* [Task brief]: Identify each line below containing the string "Media" and copy it.

Records from a collection of figures:
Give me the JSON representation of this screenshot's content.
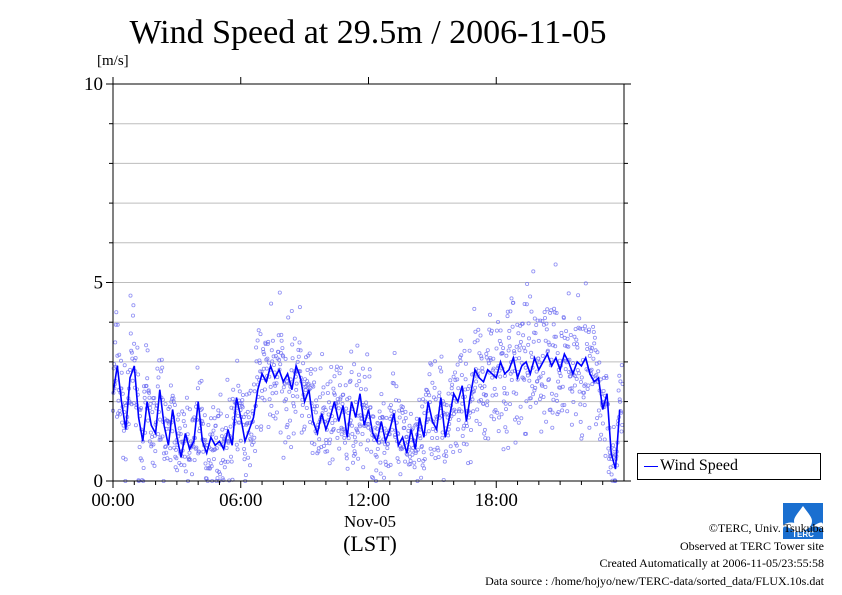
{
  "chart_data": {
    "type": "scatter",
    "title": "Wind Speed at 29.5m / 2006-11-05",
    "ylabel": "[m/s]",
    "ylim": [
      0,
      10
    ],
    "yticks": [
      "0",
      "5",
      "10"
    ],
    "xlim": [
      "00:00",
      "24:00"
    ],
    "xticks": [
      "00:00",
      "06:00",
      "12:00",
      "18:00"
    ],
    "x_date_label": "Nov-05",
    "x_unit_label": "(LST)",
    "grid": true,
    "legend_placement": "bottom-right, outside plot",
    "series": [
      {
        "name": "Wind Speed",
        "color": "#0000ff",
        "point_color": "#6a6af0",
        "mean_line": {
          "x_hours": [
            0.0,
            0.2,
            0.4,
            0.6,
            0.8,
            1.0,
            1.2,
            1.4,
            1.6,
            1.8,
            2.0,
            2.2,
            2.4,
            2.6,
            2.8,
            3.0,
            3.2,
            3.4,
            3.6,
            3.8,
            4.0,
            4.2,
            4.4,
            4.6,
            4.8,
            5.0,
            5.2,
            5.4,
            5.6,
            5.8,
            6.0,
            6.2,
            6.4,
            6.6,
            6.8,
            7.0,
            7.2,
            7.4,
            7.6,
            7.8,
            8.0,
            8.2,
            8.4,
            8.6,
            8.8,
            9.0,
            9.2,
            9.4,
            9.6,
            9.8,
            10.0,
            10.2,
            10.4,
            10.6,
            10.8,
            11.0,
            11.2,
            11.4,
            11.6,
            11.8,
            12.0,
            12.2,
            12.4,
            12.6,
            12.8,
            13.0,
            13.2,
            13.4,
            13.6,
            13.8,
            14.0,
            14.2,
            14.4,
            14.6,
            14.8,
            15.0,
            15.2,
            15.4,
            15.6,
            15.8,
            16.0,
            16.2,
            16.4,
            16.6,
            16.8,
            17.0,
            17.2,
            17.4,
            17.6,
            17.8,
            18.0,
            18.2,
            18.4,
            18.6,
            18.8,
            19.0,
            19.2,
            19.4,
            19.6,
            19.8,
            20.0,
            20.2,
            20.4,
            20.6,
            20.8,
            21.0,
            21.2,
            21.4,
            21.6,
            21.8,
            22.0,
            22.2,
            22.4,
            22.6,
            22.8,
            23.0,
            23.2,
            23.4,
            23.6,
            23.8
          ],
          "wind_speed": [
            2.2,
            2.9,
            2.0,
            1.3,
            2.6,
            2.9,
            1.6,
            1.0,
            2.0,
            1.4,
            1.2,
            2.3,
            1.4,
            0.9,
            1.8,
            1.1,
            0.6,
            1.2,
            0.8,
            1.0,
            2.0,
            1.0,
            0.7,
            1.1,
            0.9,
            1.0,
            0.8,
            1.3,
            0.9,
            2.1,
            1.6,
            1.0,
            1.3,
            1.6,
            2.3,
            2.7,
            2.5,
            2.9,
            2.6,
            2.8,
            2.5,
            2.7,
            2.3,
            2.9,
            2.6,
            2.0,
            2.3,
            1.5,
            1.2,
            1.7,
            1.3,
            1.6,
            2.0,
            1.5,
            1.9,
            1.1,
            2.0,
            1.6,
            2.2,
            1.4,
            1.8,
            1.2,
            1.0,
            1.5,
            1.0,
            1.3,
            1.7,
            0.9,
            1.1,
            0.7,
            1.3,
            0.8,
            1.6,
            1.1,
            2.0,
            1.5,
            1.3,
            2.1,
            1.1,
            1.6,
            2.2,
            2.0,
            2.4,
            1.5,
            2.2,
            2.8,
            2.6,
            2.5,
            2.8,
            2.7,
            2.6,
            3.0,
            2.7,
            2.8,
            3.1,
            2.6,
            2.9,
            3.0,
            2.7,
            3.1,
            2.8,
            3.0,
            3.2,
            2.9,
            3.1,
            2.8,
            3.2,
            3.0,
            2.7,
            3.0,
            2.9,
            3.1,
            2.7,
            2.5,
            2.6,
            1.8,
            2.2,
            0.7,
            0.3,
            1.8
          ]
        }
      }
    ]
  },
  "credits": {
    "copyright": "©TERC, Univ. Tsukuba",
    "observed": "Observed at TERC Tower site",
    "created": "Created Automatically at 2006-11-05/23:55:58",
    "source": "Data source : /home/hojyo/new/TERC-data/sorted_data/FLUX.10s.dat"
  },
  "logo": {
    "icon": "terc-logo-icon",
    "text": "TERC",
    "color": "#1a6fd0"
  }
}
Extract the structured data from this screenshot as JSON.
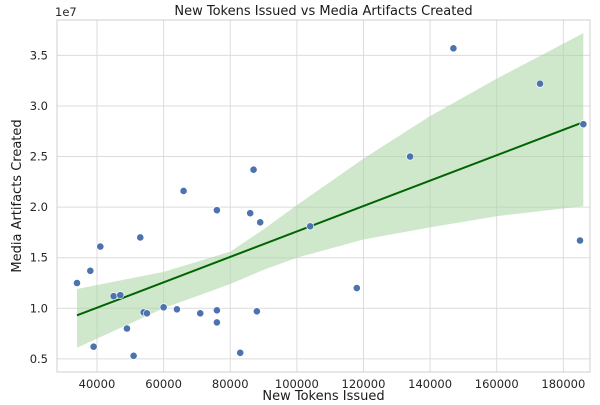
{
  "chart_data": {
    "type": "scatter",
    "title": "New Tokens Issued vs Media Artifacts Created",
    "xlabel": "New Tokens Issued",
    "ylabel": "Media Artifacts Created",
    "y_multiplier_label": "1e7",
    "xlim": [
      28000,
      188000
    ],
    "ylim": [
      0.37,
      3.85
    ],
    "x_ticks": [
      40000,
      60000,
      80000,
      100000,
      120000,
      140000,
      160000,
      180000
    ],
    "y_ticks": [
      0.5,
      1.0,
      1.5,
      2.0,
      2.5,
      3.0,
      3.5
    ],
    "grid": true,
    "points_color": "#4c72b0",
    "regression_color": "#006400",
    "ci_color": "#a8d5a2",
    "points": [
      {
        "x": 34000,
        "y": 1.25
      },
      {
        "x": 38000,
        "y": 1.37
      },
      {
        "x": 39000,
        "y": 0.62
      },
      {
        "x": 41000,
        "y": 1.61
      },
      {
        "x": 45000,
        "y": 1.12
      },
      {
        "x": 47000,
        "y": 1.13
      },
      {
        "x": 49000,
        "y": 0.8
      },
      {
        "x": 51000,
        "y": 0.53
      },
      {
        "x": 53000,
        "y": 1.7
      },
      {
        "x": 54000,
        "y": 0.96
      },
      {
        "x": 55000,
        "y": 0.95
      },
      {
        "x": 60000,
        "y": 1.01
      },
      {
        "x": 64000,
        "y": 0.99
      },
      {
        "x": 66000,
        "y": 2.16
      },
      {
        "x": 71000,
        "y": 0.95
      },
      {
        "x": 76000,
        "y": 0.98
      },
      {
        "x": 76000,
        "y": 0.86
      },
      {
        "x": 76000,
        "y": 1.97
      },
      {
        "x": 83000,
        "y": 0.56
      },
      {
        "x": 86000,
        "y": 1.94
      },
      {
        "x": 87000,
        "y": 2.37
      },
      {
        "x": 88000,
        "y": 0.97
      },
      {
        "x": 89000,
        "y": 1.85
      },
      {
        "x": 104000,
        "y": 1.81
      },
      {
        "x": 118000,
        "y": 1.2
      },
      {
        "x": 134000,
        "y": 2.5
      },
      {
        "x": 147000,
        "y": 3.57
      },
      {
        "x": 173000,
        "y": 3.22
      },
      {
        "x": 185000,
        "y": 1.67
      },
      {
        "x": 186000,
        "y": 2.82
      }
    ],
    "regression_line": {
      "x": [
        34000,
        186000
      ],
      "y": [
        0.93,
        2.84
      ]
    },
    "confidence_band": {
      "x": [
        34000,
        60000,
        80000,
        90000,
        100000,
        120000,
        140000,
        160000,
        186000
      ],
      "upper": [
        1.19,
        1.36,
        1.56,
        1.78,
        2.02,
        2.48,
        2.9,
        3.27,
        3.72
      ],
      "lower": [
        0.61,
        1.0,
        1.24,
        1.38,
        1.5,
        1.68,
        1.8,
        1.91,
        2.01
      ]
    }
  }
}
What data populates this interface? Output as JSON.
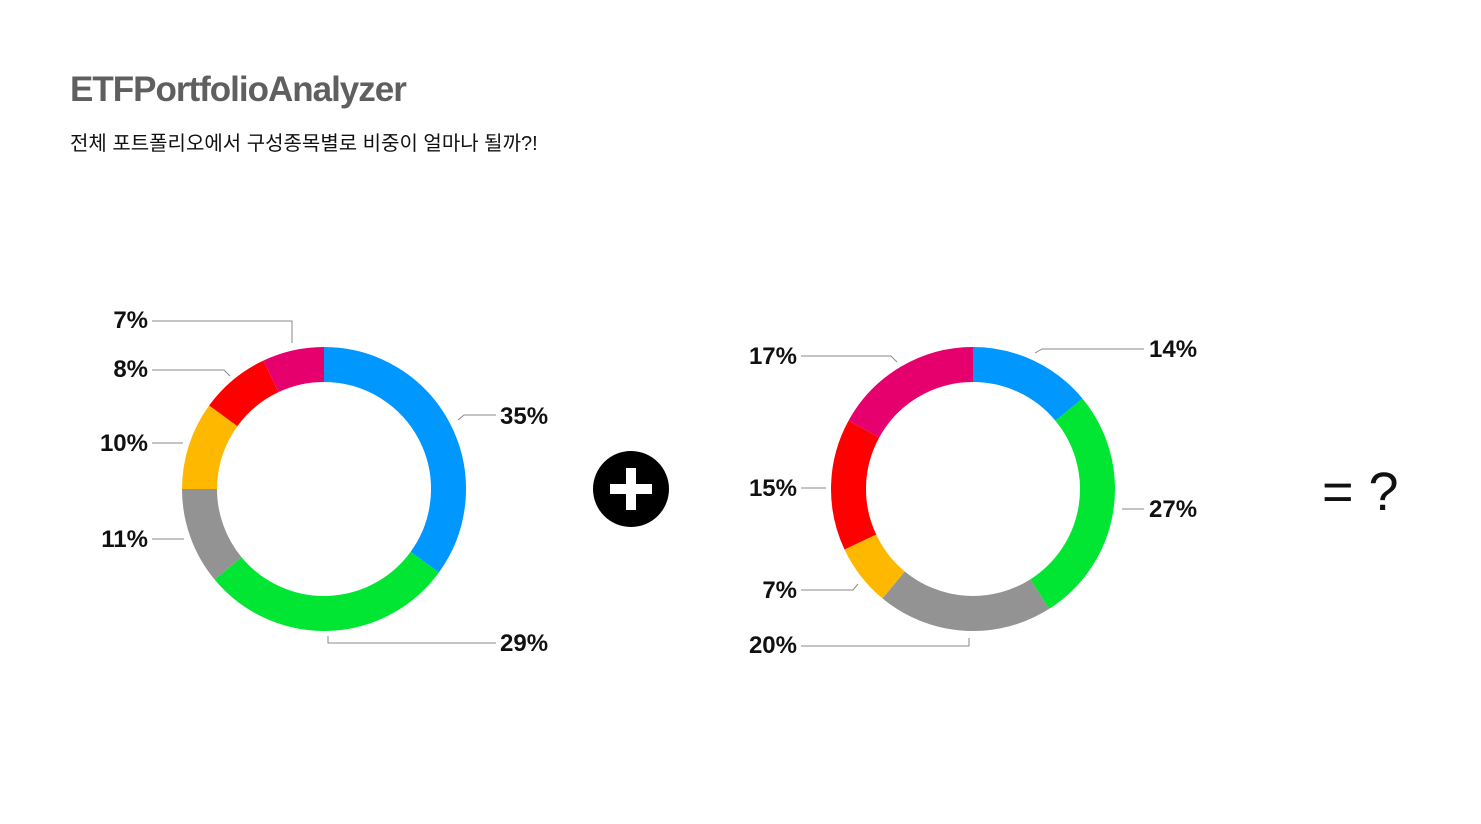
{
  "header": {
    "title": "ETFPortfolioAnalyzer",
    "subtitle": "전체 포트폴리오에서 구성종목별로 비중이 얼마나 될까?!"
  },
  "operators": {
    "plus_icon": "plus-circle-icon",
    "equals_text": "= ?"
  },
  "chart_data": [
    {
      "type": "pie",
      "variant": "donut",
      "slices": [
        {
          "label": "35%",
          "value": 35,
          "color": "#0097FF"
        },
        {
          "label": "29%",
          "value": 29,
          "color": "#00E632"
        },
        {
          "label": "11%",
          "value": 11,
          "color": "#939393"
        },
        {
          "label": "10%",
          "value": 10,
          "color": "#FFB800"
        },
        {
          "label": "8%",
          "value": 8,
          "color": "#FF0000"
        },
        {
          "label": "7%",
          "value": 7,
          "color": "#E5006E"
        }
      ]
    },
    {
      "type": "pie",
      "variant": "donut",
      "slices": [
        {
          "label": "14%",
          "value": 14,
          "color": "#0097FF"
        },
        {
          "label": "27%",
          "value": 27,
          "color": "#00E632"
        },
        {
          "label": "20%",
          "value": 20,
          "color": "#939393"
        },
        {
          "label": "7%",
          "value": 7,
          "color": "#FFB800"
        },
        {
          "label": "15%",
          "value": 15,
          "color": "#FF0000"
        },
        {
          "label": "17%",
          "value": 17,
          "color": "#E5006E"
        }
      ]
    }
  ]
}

* [Solution to this problem]:
    "title": "New Tokens Issued vs Media Artifacts Created",
    "ylabel": "Media Artifacts Created",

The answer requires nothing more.